(Stored items from a collection)
------------------------------------------------------------

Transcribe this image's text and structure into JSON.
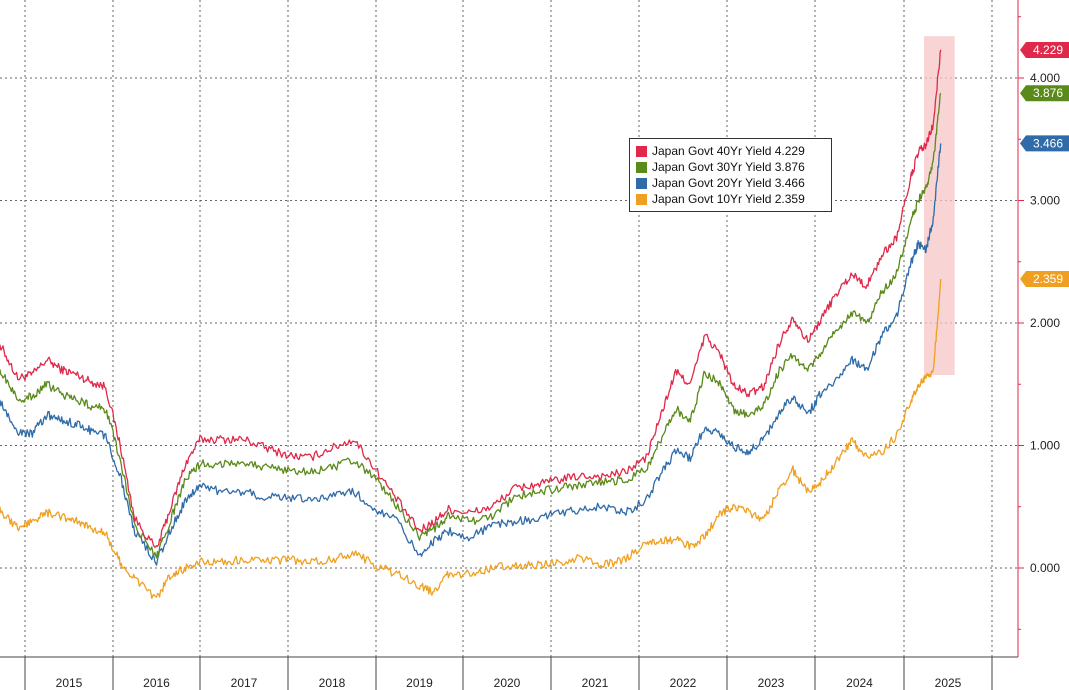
{
  "chart_data": {
    "type": "line",
    "title": "",
    "xlabel": "",
    "ylabel": "",
    "ylim": [
      -0.5,
      4.6
    ],
    "xlim": [
      "2014-08",
      "2025-06"
    ],
    "y_ticks": [
      "0.000",
      "1.000",
      "2.000",
      "3.000",
      "4.000"
    ],
    "y_tick_values": [
      0,
      1,
      2,
      3,
      4
    ],
    "x_ticks": [
      "2015",
      "2016",
      "2017",
      "2018",
      "2019",
      "2020",
      "2021",
      "2022",
      "2023",
      "2024",
      "2025"
    ],
    "grid": true,
    "legend_position": "top-right",
    "highlight_region": {
      "x_start": "2025-04",
      "x_end": "2025-06",
      "y_start": 1.6,
      "y_end": 4.3,
      "color": "#f5c6c6"
    },
    "series": [
      {
        "name": "Japan Govt 40Yr Yield",
        "last_value_label": "4.229",
        "color": "#e0294a",
        "x": [
          "2014-08",
          "2014-10",
          "2014-12",
          "2015-02",
          "2015-04",
          "2015-06",
          "2015-08",
          "2015-10",
          "2015-12",
          "2016-02",
          "2016-04",
          "2016-07",
          "2016-09",
          "2016-11",
          "2017-01",
          "2017-04",
          "2017-07",
          "2017-10",
          "2018-01",
          "2018-04",
          "2018-07",
          "2018-10",
          "2019-01",
          "2019-04",
          "2019-07",
          "2019-09",
          "2019-11",
          "2020-02",
          "2020-05",
          "2020-08",
          "2020-11",
          "2021-02",
          "2021-05",
          "2021-08",
          "2021-11",
          "2022-02",
          "2022-04",
          "2022-06",
          "2022-08",
          "2022-10",
          "2022-12",
          "2023-02",
          "2023-04",
          "2023-06",
          "2023-08",
          "2023-10",
          "2023-12",
          "2024-02",
          "2024-04",
          "2024-06",
          "2024-08",
          "2024-10",
          "2024-12",
          "2025-02",
          "2025-03",
          "2025-04",
          "2025-05",
          "2025-06"
        ],
        "values": [
          1.82,
          1.78,
          1.55,
          1.58,
          1.7,
          1.62,
          1.58,
          1.52,
          1.48,
          1.0,
          0.4,
          0.15,
          0.5,
          0.85,
          1.05,
          1.05,
          1.05,
          0.98,
          0.92,
          0.9,
          0.98,
          1.05,
          0.8,
          0.55,
          0.3,
          0.38,
          0.48,
          0.45,
          0.5,
          0.65,
          0.68,
          0.72,
          0.75,
          0.75,
          0.78,
          0.9,
          1.25,
          1.6,
          1.5,
          1.9,
          1.75,
          1.48,
          1.42,
          1.48,
          1.82,
          2.05,
          1.85,
          2.05,
          2.25,
          2.4,
          2.3,
          2.55,
          2.7,
          3.2,
          3.4,
          3.45,
          3.62,
          4.229
        ]
      },
      {
        "name": "Japan Govt 30Yr Yield",
        "last_value_label": "3.876",
        "color": "#5a8a1a",
        "x": [
          "2014-08",
          "2014-10",
          "2014-12",
          "2015-02",
          "2015-04",
          "2015-06",
          "2015-08",
          "2015-10",
          "2015-12",
          "2016-02",
          "2016-04",
          "2016-07",
          "2016-09",
          "2016-11",
          "2017-01",
          "2017-04",
          "2017-07",
          "2017-10",
          "2018-01",
          "2018-04",
          "2018-07",
          "2018-10",
          "2019-01",
          "2019-04",
          "2019-07",
          "2019-09",
          "2019-11",
          "2020-02",
          "2020-05",
          "2020-08",
          "2020-11",
          "2021-02",
          "2021-05",
          "2021-08",
          "2021-11",
          "2022-02",
          "2022-04",
          "2022-06",
          "2022-08",
          "2022-10",
          "2022-12",
          "2023-02",
          "2023-04",
          "2023-06",
          "2023-08",
          "2023-10",
          "2023-12",
          "2024-02",
          "2024-04",
          "2024-06",
          "2024-08",
          "2024-10",
          "2024-12",
          "2025-02",
          "2025-03",
          "2025-04",
          "2025-05",
          "2025-06"
        ],
        "values": [
          1.62,
          1.58,
          1.38,
          1.4,
          1.5,
          1.42,
          1.38,
          1.32,
          1.3,
          0.88,
          0.35,
          0.08,
          0.4,
          0.72,
          0.85,
          0.85,
          0.87,
          0.82,
          0.8,
          0.78,
          0.82,
          0.88,
          0.72,
          0.5,
          0.25,
          0.32,
          0.42,
          0.38,
          0.42,
          0.58,
          0.62,
          0.65,
          0.68,
          0.7,
          0.72,
          0.8,
          1.05,
          1.3,
          1.2,
          1.6,
          1.5,
          1.28,
          1.25,
          1.32,
          1.6,
          1.75,
          1.6,
          1.78,
          1.95,
          2.08,
          2.0,
          2.25,
          2.4,
          2.85,
          3.0,
          3.1,
          3.32,
          3.876
        ]
      },
      {
        "name": "Japan Govt 20Yr Yield",
        "last_value_label": "3.466",
        "color": "#2e6ba8",
        "x": [
          "2014-08",
          "2014-10",
          "2014-12",
          "2015-02",
          "2015-04",
          "2015-06",
          "2015-08",
          "2015-10",
          "2015-12",
          "2016-02",
          "2016-04",
          "2016-07",
          "2016-09",
          "2016-11",
          "2017-01",
          "2017-04",
          "2017-07",
          "2017-10",
          "2018-01",
          "2018-04",
          "2018-07",
          "2018-10",
          "2019-01",
          "2019-04",
          "2019-07",
          "2019-09",
          "2019-11",
          "2020-02",
          "2020-05",
          "2020-08",
          "2020-11",
          "2021-02",
          "2021-05",
          "2021-08",
          "2021-11",
          "2022-02",
          "2022-04",
          "2022-06",
          "2022-08",
          "2022-10",
          "2022-12",
          "2023-02",
          "2023-04",
          "2023-06",
          "2023-08",
          "2023-10",
          "2023-12",
          "2024-02",
          "2024-04",
          "2024-06",
          "2024-08",
          "2024-10",
          "2024-12",
          "2025-02",
          "2025-03",
          "2025-04",
          "2025-05",
          "2025-06"
        ],
        "values": [
          1.4,
          1.32,
          1.1,
          1.1,
          1.25,
          1.2,
          1.18,
          1.12,
          1.08,
          0.75,
          0.3,
          0.05,
          0.32,
          0.55,
          0.68,
          0.62,
          0.62,
          0.58,
          0.58,
          0.55,
          0.6,
          0.62,
          0.48,
          0.38,
          0.1,
          0.22,
          0.3,
          0.25,
          0.35,
          0.38,
          0.4,
          0.45,
          0.48,
          0.5,
          0.45,
          0.55,
          0.78,
          0.95,
          0.9,
          1.15,
          1.1,
          0.98,
          0.95,
          1.05,
          1.25,
          1.4,
          1.25,
          1.45,
          1.55,
          1.7,
          1.62,
          1.9,
          2.05,
          2.5,
          2.65,
          2.6,
          2.85,
          3.466
        ]
      },
      {
        "name": "Japan Govt 10Yr Yield",
        "last_value_label": "2.359",
        "color": "#f0a020",
        "x": [
          "2014-08",
          "2014-10",
          "2014-12",
          "2015-02",
          "2015-04",
          "2015-06",
          "2015-08",
          "2015-10",
          "2015-12",
          "2016-02",
          "2016-04",
          "2016-07",
          "2016-09",
          "2016-11",
          "2017-01",
          "2017-04",
          "2017-07",
          "2017-10",
          "2018-01",
          "2018-04",
          "2018-07",
          "2018-10",
          "2019-01",
          "2019-04",
          "2019-07",
          "2019-09",
          "2019-11",
          "2020-02",
          "2020-05",
          "2020-08",
          "2020-11",
          "2021-02",
          "2021-05",
          "2021-08",
          "2021-11",
          "2022-02",
          "2022-04",
          "2022-06",
          "2022-08",
          "2022-10",
          "2022-12",
          "2023-02",
          "2023-04",
          "2023-06",
          "2023-08",
          "2023-10",
          "2023-12",
          "2024-02",
          "2024-04",
          "2024-06",
          "2024-08",
          "2024-10",
          "2024-12",
          "2025-02",
          "2025-03",
          "2025-04",
          "2025-05",
          "2025-06"
        ],
        "values": [
          0.52,
          0.45,
          0.32,
          0.38,
          0.45,
          0.42,
          0.38,
          0.32,
          0.28,
          0.05,
          -0.08,
          -0.25,
          -0.05,
          0.0,
          0.05,
          0.05,
          0.07,
          0.05,
          0.07,
          0.05,
          0.07,
          0.12,
          0.02,
          -0.05,
          -0.15,
          -0.2,
          -0.05,
          -0.05,
          0.0,
          0.02,
          0.02,
          0.05,
          0.08,
          0.02,
          0.07,
          0.2,
          0.23,
          0.23,
          0.18,
          0.25,
          0.45,
          0.5,
          0.45,
          0.4,
          0.62,
          0.8,
          0.62,
          0.72,
          0.88,
          1.05,
          0.9,
          0.95,
          1.08,
          1.38,
          1.5,
          1.55,
          1.6,
          2.359
        ]
      }
    ]
  }
}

------------------------------------------------------------

• Problem requirements
Find how many lines in the records contain the string "color", then give the number alone.

• Complete answer
5